Report all lines from the entries below in which "label" appears.

* Start Listed records *

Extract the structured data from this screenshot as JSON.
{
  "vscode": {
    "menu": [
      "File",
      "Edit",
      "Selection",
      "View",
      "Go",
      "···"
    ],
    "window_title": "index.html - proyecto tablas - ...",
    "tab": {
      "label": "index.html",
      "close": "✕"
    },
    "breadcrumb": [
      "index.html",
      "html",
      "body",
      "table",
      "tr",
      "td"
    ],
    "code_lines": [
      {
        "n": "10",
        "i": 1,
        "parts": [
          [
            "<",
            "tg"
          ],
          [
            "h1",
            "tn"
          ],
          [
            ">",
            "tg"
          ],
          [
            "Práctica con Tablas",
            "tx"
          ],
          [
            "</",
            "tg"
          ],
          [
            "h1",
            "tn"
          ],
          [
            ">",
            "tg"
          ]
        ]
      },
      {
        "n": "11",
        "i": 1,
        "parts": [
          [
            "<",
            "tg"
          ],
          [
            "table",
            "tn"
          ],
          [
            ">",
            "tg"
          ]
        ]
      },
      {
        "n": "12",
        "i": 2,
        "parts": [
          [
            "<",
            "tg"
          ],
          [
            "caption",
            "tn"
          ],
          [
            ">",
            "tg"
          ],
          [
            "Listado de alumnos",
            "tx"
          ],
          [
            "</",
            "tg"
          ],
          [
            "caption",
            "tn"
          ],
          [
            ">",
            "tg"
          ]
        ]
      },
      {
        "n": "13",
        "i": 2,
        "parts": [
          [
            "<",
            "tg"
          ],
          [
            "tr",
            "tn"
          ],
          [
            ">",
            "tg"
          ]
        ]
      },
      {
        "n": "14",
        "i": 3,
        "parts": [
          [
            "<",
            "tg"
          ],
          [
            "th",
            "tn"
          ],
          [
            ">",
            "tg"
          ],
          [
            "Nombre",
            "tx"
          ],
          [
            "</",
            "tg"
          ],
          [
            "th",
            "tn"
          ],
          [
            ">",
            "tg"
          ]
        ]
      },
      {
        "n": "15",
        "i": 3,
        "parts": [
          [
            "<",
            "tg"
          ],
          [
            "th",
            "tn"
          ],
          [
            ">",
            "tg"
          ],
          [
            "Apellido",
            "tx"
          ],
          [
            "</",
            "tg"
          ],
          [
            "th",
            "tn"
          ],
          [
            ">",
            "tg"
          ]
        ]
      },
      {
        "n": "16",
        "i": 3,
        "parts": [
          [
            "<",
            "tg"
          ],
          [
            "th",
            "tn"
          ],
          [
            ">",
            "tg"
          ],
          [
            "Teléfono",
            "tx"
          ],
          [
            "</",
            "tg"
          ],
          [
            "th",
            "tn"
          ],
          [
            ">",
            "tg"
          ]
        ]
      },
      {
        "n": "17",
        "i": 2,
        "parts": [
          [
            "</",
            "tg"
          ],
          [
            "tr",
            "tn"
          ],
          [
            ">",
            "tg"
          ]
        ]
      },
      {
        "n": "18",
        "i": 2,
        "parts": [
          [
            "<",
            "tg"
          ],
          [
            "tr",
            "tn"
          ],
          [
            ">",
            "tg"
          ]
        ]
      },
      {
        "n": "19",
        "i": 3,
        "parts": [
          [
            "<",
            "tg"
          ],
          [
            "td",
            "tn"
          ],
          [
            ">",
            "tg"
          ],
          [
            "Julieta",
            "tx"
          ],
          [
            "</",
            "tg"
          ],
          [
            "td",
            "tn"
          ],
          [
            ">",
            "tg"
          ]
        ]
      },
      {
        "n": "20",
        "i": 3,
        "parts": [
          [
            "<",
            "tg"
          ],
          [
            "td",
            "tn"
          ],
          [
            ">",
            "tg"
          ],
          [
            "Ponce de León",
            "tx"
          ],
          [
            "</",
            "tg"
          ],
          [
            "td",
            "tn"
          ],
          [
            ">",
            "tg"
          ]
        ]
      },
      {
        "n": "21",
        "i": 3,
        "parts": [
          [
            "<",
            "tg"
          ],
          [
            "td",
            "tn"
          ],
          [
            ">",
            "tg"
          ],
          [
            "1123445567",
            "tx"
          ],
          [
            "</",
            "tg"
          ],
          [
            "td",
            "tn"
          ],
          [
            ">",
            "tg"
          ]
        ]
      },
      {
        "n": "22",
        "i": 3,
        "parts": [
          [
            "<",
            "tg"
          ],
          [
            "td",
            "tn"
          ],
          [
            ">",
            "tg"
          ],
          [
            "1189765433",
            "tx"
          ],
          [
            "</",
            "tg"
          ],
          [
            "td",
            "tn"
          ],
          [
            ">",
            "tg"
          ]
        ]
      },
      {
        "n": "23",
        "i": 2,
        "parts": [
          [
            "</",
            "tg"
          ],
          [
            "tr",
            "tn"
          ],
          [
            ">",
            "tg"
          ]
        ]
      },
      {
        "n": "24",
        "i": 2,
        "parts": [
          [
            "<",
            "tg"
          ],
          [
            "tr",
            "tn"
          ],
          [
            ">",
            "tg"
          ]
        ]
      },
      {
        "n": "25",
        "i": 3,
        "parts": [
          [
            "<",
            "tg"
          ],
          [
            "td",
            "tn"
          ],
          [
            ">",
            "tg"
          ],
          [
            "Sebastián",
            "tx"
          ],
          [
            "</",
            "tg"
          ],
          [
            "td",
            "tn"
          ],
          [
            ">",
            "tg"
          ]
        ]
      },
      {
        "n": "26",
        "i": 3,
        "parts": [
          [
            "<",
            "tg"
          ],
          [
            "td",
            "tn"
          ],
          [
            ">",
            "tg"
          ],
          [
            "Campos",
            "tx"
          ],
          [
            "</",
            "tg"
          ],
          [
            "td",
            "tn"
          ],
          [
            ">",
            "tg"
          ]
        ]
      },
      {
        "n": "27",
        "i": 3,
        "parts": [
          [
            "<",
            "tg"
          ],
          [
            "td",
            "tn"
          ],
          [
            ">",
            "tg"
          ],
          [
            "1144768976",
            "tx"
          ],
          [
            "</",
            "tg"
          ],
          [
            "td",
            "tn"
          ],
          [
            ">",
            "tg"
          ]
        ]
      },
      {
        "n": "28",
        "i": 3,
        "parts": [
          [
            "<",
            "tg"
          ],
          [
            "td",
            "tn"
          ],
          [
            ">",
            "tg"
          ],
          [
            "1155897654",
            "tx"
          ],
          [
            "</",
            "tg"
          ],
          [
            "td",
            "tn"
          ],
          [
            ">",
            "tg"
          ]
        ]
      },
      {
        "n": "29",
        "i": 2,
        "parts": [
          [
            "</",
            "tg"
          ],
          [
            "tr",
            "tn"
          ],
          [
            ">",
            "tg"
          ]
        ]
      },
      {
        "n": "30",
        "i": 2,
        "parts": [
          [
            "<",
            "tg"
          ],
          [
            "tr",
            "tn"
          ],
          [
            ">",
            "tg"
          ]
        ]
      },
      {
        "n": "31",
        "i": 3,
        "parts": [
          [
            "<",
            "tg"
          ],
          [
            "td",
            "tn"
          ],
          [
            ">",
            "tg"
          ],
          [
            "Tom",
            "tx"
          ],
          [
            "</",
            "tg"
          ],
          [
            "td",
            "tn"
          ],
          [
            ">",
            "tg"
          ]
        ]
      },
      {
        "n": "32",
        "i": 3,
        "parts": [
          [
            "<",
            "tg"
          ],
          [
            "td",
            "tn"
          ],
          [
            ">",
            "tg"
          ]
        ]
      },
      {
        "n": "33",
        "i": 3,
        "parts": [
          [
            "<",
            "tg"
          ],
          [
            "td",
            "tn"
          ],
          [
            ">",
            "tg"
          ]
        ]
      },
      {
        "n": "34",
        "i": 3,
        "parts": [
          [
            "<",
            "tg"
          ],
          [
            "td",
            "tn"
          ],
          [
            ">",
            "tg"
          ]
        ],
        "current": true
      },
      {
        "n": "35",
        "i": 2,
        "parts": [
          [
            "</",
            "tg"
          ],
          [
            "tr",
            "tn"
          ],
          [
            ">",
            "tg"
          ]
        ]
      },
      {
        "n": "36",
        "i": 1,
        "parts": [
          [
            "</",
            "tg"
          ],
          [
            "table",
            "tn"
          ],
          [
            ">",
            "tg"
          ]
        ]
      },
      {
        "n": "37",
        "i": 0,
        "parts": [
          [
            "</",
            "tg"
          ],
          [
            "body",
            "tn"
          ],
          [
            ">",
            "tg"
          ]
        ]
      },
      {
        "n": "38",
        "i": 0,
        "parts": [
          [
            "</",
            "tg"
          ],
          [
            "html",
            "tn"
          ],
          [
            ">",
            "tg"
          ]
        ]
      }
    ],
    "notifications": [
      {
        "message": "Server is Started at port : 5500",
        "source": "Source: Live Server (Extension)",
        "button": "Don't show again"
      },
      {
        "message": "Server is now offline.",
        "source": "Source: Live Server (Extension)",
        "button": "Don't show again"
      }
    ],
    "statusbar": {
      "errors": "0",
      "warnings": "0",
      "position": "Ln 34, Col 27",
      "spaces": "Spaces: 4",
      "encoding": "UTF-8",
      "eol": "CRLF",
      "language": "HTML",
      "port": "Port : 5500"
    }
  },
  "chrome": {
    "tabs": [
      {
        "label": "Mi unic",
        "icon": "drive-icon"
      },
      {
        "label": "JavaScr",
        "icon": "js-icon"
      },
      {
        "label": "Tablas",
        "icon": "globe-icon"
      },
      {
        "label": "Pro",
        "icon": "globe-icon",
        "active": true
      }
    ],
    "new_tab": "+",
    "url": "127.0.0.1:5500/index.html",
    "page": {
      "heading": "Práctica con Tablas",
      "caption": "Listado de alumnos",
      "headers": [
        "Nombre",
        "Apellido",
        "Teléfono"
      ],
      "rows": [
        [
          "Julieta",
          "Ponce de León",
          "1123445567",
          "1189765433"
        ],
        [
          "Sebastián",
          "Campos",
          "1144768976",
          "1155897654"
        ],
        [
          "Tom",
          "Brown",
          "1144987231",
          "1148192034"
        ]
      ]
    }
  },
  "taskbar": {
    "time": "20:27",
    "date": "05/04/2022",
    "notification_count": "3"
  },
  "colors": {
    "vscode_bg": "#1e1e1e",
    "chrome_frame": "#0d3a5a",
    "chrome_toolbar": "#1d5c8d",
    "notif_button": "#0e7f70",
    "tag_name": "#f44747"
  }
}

* End Listed records *

# Full output
      "label": "index.html",
        "label": "Mi unic",
        "label": "JavaScr",
        "label": "Tablas",
        "label": "Pro",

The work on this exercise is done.